▶ **Task details**: Copy every line, leaving nothing out and adding nothing.

▶ **Supplied material**:
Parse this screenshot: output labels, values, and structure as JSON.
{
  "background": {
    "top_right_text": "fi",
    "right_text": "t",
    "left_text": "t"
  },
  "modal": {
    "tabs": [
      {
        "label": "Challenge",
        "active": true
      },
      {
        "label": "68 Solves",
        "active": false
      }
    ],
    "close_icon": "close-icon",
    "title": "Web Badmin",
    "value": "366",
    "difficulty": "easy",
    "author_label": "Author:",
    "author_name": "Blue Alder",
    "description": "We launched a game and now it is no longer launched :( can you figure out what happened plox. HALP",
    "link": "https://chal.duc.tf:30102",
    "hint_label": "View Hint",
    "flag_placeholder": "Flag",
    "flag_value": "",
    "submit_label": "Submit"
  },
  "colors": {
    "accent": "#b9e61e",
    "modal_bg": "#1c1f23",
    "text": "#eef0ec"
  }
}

▶ **Correct output**:
Parse this screenshot: output labels, values, and structure as JSON.
{
  "background": {
    "top_right_text": "fi",
    "right_text": "t",
    "left_text": "t"
  },
  "modal": {
    "tabs": [
      {
        "label": "Challenge",
        "active": true
      },
      {
        "label": "68 Solves",
        "active": false
      }
    ],
    "close_icon": "close-icon",
    "title": "Web Badmin",
    "value": "366",
    "difficulty": "easy",
    "author_label": "Author:",
    "author_name": "Blue Alder",
    "description": "We launched a game and now it is no longer launched :( can you figure out what happened plox. HALP",
    "link": "https://chal.duc.tf:30102",
    "hint_label": "View Hint",
    "flag_placeholder": "Flag",
    "flag_value": "",
    "submit_label": "Submit"
  },
  "colors": {
    "accent": "#b9e61e",
    "modal_bg": "#1c1f23",
    "text": "#eef0ec"
  }
}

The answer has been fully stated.